**Required work**
Print the listing below in its entirety, character for character.

**Task input**
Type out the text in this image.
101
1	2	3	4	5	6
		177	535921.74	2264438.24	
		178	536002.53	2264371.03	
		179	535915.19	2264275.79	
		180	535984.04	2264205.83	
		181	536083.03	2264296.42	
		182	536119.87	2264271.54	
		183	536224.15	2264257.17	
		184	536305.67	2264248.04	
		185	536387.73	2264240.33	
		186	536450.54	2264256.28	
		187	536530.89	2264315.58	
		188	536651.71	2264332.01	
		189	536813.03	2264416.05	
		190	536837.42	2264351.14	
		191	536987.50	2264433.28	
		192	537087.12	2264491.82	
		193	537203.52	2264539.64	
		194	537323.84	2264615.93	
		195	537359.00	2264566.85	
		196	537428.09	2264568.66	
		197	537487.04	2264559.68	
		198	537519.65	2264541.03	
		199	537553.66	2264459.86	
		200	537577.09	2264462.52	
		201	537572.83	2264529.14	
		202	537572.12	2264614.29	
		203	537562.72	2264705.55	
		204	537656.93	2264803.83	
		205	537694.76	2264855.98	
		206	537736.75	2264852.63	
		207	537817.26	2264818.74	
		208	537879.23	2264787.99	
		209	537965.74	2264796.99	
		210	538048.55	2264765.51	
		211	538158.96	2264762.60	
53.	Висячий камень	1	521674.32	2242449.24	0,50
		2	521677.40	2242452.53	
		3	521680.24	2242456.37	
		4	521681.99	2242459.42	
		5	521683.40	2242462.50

**Full response**
Type out the text in this image.
101
1	2	3	4	5	6
		177	535921.74	2264438.24	
		178	536002.53	2264371.03	
		179	535915.19	2264275.79	
		180	535984.04	2264205.83	
		181	536083.03	2264296.42	
		182	536119.87	2264271.54	
		183	536224.15	2264257.17	
		184	536305.67	2264248.04	
		185	536387.73	2264240.33	
		186	536450.54	2264256.28	
		187	536530.89	2264315.58	
		188	536651.71	2264332.01	
		189	536813.03	2264416.05	
		190	536837.42	2264351.14	
		191	536987.50	2264433.28	
		192	537087.12	2264491.82	
		193	537203.52	2264539.64	
		194	537323.84	2264615.93	
		195	537359.00	2264566.85	
		196	537428.09	2264568.66	
		197	537487.04	2264559.68	
		198	537519.65	2264541.03	
		199	537553.66	2264459.86	
		200	537577.09	2264462.52	
		201	537572.83	2264529.14	
		202	537572.12	2264614.29	
		203	537562.72	2264705.55	
		204	537656.93	2264803.83	
		205	537694.76	2264855.98	
		206	537736.75	2264852.63	
		207	537817.26	2264818.74	
		208	537879.23	2264787.99	
		209	537965.74	2264796.99	
		210	538048.55	2264765.51	
		211	538158.96	2264762.60	
53.	Висячий камень	1	521674.32	2242449.24	0,50
		2	521677.40	2242452.53	
		3	521680.24	2242456.37	
		4	521681.99	2242459.42	
		5	521683.40	2242462.50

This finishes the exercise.